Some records
######
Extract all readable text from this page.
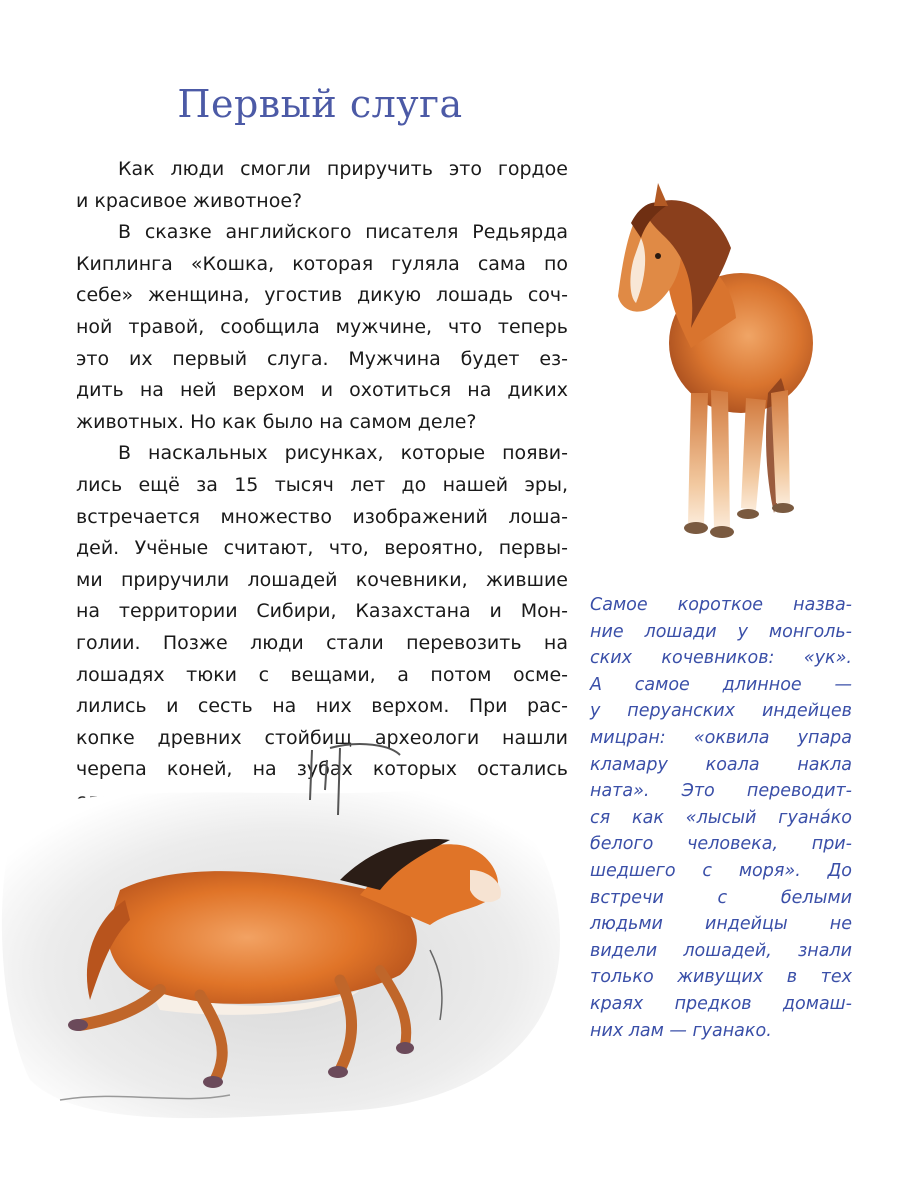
Первый слуга
Как люди смогли приручить это гордое
и красивое животное?
В сказке английского писателя Редьярда
Киплинга «Кошка, которая гуляла сама по
себе» женщина, угостив дикую лошадь соч-
ной травой, сообщила мужчине, что теперь
это их первый слуга. Мужчина будет ез-
дить на ней верхом и охотиться на диких
животных. Но как было на самом деле?
В наскальных рисунках, которые появи-
лись ещё за 15 тысяч лет до нашей эры,
встречается множество изображений лоша-
дей. Учёные считают, что, вероятно, первы-
ми приручили лошадей кочевники, жившие
на территории Сибири, Казахстана и Мон-
голии. Позже люди стали перевозить на
лошадях тюки с вещами, а потом осме-
лились и сесть на них верхом. При рас-
копке древних стойбищ археологи нашли
черепа коней, на зубах которых остались
Самое короткое назва-
ние лошади у монголь-
ских кочевников: «ук».
А самое длинное —
у перуанских индейцев
мицран: «оквила упара
кламару коала накла
ната». Это переводит-
ся как «лысый гуана́ко
белого человека, при-
шедшего с моря». До
встречи с белыми
людьми индейцы не
видели лошадей, знали
только живущих в тех
краях предков домаш-
них лам — гуанако.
######
→ **Written exercise**: How many of the listing's lines contain "люди"? Respond with a single number and nothing else.

→ **Task output**: 2